▸ Exercise: Leave the pictures out and transcribe every record exactly.

(Records excerpted from a collection)
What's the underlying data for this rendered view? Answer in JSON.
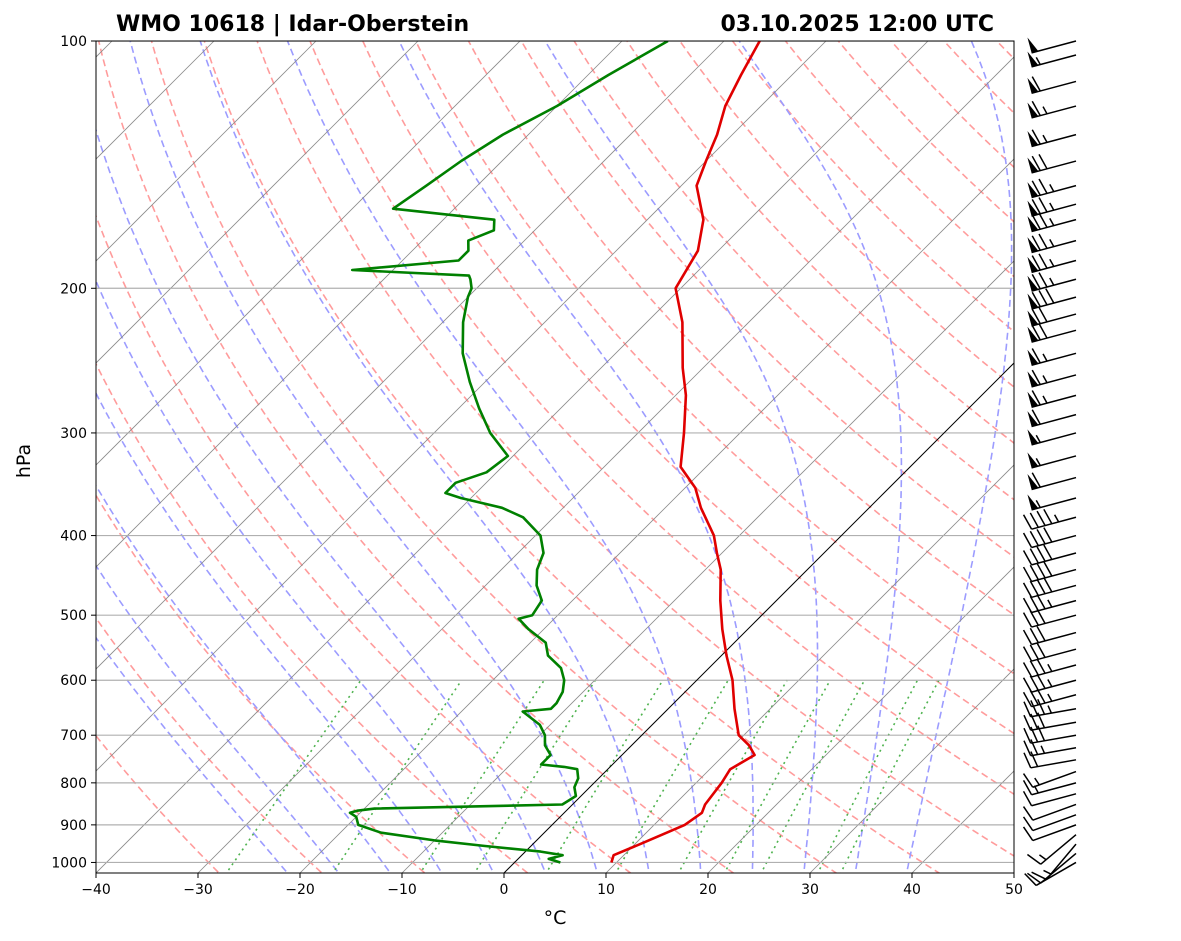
{
  "title_left": "WMO 10618 | Idar-Oberstein",
  "title_right": "03.10.2025 12:00 UTC",
  "chart_data": {
    "type": "line",
    "diagram": "skew-T log-P",
    "xlabel": "°C",
    "ylabel": "hPa",
    "xlim": [
      -40,
      50
    ],
    "ylim": [
      1030,
      100
    ],
    "x_ticks": [
      "−40",
      "−30",
      "−20",
      "−10",
      "0",
      "10",
      "20",
      "30",
      "40",
      "50"
    ],
    "y_ticks": [
      "100",
      "200",
      "300",
      "400",
      "500",
      "600",
      "700",
      "800",
      "900",
      "1000"
    ],
    "y_scale": "log",
    "grid": true,
    "colors": {
      "temperature": "#e00000",
      "dewpoint": "#008000",
      "dry_adiabats": "#ff9c9c",
      "moist_adiabats": "#9c9cff",
      "mixing_ratio": "#4fb34f",
      "isotherms": "#8a8a8a",
      "zero_isotherm": "#000000",
      "wind_barbs": "#000000"
    },
    "series": [
      {
        "key": "temperature",
        "pressure": [
          1000,
          980,
          950,
          920,
          900,
          870,
          850,
          800,
          770,
          740,
          720,
          700,
          650,
          600,
          560,
          520,
          480,
          440,
          420,
          400,
          370,
          350,
          330,
          300,
          270,
          250,
          220,
          200,
          180,
          165,
          150,
          140,
          130,
          120,
          110,
          100
        ],
        "values": [
          9.5,
          9.0,
          10.5,
          12.0,
          13.0,
          13.5,
          13.0,
          12.5,
          12.0,
          13.0,
          11.5,
          9.5,
          6.5,
          3.5,
          0.5,
          -2.5,
          -5.5,
          -8.5,
          -10.5,
          -12.5,
          -16.5,
          -19.0,
          -22.5,
          -25.5,
          -29.0,
          -32.0,
          -36.5,
          -40.5,
          -42.0,
          -44.5,
          -48.5,
          -50.0,
          -51.5,
          -53.5,
          -55.0,
          -56.5
        ]
      },
      {
        "key": "dewpoint",
        "pressure": [
          1000,
          990,
          980,
          970,
          955,
          940,
          920,
          900,
          880,
          870,
          865,
          860,
          850,
          830,
          810,
          790,
          770,
          765,
          760,
          740,
          720,
          700,
          680,
          655,
          650,
          640,
          620,
          600,
          580,
          560,
          540,
          520,
          505,
          500,
          480,
          460,
          440,
          420,
          400,
          380,
          370,
          360,
          355,
          345,
          335,
          320,
          300,
          280,
          260,
          240,
          220,
          205,
          200,
          195,
          193,
          190,
          185,
          180,
          175,
          170,
          165,
          160,
          150,
          140,
          130,
          120,
          110,
          100
        ],
        "values": [
          4.5,
          3.0,
          4.0,
          1.5,
          -4.5,
          -10.0,
          -16.0,
          -19.0,
          -20.0,
          -21.0,
          -20.5,
          -19.0,
          -1.0,
          -0.5,
          -1.5,
          -2.0,
          -3.0,
          -4.5,
          -7.0,
          -7.0,
          -8.5,
          -9.5,
          -11.0,
          -14.0,
          -11.5,
          -11.5,
          -12.0,
          -13.0,
          -14.5,
          -17.0,
          -18.5,
          -21.5,
          -23.5,
          -22.5,
          -23.0,
          -25.0,
          -26.5,
          -27.5,
          -29.5,
          -33.0,
          -36.0,
          -41.0,
          -43.0,
          -43.0,
          -41.0,
          -40.5,
          -44.5,
          -48.0,
          -51.5,
          -55.0,
          -58.0,
          -60.0,
          -60.5,
          -61.5,
          -62.0,
          -74.0,
          -64.5,
          -64.5,
          -65.5,
          -64.0,
          -65.0,
          -76.0,
          -75.0,
          -74.0,
          -72.5,
          -70.0,
          -68.0,
          -65.5
        ]
      }
    ],
    "wind_barbs": {
      "pressure": [
        1000,
        975,
        950,
        925,
        900,
        875,
        850,
        825,
        800,
        775,
        750,
        725,
        700,
        675,
        650,
        625,
        600,
        575,
        550,
        525,
        500,
        480,
        460,
        440,
        420,
        400,
        380,
        360,
        340,
        320,
        300,
        285,
        270,
        255,
        240,
        225,
        215,
        205,
        195,
        185,
        175,
        165,
        158,
        150,
        140,
        130,
        120,
        112,
        104,
        100
      ],
      "direction_deg": [
        240,
        230,
        220,
        230,
        250,
        250,
        250,
        255,
        255,
        250,
        260,
        260,
        260,
        260,
        260,
        255,
        255,
        255,
        255,
        255,
        255,
        255,
        255,
        255,
        255,
        255,
        255,
        255,
        255,
        255,
        255,
        255,
        255,
        255,
        255,
        255,
        255,
        255,
        255,
        255,
        255,
        255,
        255,
        255,
        255,
        255,
        255,
        255,
        255,
        255
      ],
      "speed_kt": [
        10,
        10,
        15,
        15,
        10,
        10,
        10,
        10,
        15,
        15,
        20,
        25,
        30,
        30,
        35,
        35,
        35,
        35,
        30,
        30,
        30,
        35,
        40,
        40,
        40,
        40,
        45,
        55,
        60,
        55,
        55,
        60,
        65,
        65,
        65,
        70,
        70,
        80,
        75,
        75,
        75,
        75,
        75,
        75,
        70,
        65,
        65,
        60,
        55,
        50
      ]
    }
  }
}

▸ Correct output:
What's the underlying data for this rendered view? Answer in JSON.
{
  "title_left": "WMO 10618 | Idar-Oberstein",
  "title_right": "03.10.2025 12:00 UTC",
  "chart_data": {
    "type": "line",
    "diagram": "skew-T log-P",
    "xlabel": "°C",
    "ylabel": "hPa",
    "xlim": [
      -40,
      50
    ],
    "ylim": [
      1030,
      100
    ],
    "x_ticks": [
      "−40",
      "−30",
      "−20",
      "−10",
      "0",
      "10",
      "20",
      "30",
      "40",
      "50"
    ],
    "y_ticks": [
      "100",
      "200",
      "300",
      "400",
      "500",
      "600",
      "700",
      "800",
      "900",
      "1000"
    ],
    "y_scale": "log",
    "grid": true,
    "colors": {
      "temperature": "#e00000",
      "dewpoint": "#008000",
      "dry_adiabats": "#ff9c9c",
      "moist_adiabats": "#9c9cff",
      "mixing_ratio": "#4fb34f",
      "isotherms": "#8a8a8a",
      "zero_isotherm": "#000000",
      "wind_barbs": "#000000"
    },
    "series": [
      {
        "key": "temperature",
        "pressure": [
          1000,
          980,
          950,
          920,
          900,
          870,
          850,
          800,
          770,
          740,
          720,
          700,
          650,
          600,
          560,
          520,
          480,
          440,
          420,
          400,
          370,
          350,
          330,
          300,
          270,
          250,
          220,
          200,
          180,
          165,
          150,
          140,
          130,
          120,
          110,
          100
        ],
        "values": [
          9.5,
          9.0,
          10.5,
          12.0,
          13.0,
          13.5,
          13.0,
          12.5,
          12.0,
          13.0,
          11.5,
          9.5,
          6.5,
          3.5,
          0.5,
          -2.5,
          -5.5,
          -8.5,
          -10.5,
          -12.5,
          -16.5,
          -19.0,
          -22.5,
          -25.5,
          -29.0,
          -32.0,
          -36.5,
          -40.5,
          -42.0,
          -44.5,
          -48.5,
          -50.0,
          -51.5,
          -53.5,
          -55.0,
          -56.5
        ]
      },
      {
        "key": "dewpoint",
        "pressure": [
          1000,
          990,
          980,
          970,
          955,
          940,
          920,
          900,
          880,
          870,
          865,
          860,
          850,
          830,
          810,
          790,
          770,
          765,
          760,
          740,
          720,
          700,
          680,
          655,
          650,
          640,
          620,
          600,
          580,
          560,
          540,
          520,
          505,
          500,
          480,
          460,
          440,
          420,
          400,
          380,
          370,
          360,
          355,
          345,
          335,
          320,
          300,
          280,
          260,
          240,
          220,
          205,
          200,
          195,
          193,
          190,
          185,
          180,
          175,
          170,
          165,
          160,
          150,
          140,
          130,
          120,
          110,
          100
        ],
        "values": [
          4.5,
          3.0,
          4.0,
          1.5,
          -4.5,
          -10.0,
          -16.0,
          -19.0,
          -20.0,
          -21.0,
          -20.5,
          -19.0,
          -1.0,
          -0.5,
          -1.5,
          -2.0,
          -3.0,
          -4.5,
          -7.0,
          -7.0,
          -8.5,
          -9.5,
          -11.0,
          -14.0,
          -11.5,
          -11.5,
          -12.0,
          -13.0,
          -14.5,
          -17.0,
          -18.5,
          -21.5,
          -23.5,
          -22.5,
          -23.0,
          -25.0,
          -26.5,
          -27.5,
          -29.5,
          -33.0,
          -36.0,
          -41.0,
          -43.0,
          -43.0,
          -41.0,
          -40.5,
          -44.5,
          -48.0,
          -51.5,
          -55.0,
          -58.0,
          -60.0,
          -60.5,
          -61.5,
          -62.0,
          -74.0,
          -64.5,
          -64.5,
          -65.5,
          -64.0,
          -65.0,
          -76.0,
          -75.0,
          -74.0,
          -72.5,
          -70.0,
          -68.0,
          -65.5
        ]
      }
    ],
    "wind_barbs": {
      "pressure": [
        1000,
        975,
        950,
        925,
        900,
        875,
        850,
        825,
        800,
        775,
        750,
        725,
        700,
        675,
        650,
        625,
        600,
        575,
        550,
        525,
        500,
        480,
        460,
        440,
        420,
        400,
        380,
        360,
        340,
        320,
        300,
        285,
        270,
        255,
        240,
        225,
        215,
        205,
        195,
        185,
        175,
        165,
        158,
        150,
        140,
        130,
        120,
        112,
        104,
        100
      ],
      "direction_deg": [
        240,
        230,
        220,
        230,
        250,
        250,
        250,
        255,
        255,
        250,
        260,
        260,
        260,
        260,
        260,
        255,
        255,
        255,
        255,
        255,
        255,
        255,
        255,
        255,
        255,
        255,
        255,
        255,
        255,
        255,
        255,
        255,
        255,
        255,
        255,
        255,
        255,
        255,
        255,
        255,
        255,
        255,
        255,
        255,
        255,
        255,
        255,
        255,
        255,
        255
      ],
      "speed_kt": [
        10,
        10,
        15,
        15,
        10,
        10,
        10,
        10,
        15,
        15,
        20,
        25,
        30,
        30,
        35,
        35,
        35,
        35,
        30,
        30,
        30,
        35,
        40,
        40,
        40,
        40,
        45,
        55,
        60,
        55,
        55,
        60,
        65,
        65,
        65,
        70,
        70,
        80,
        75,
        75,
        75,
        75,
        75,
        75,
        70,
        65,
        65,
        60,
        55,
        50
      ]
    }
  }
}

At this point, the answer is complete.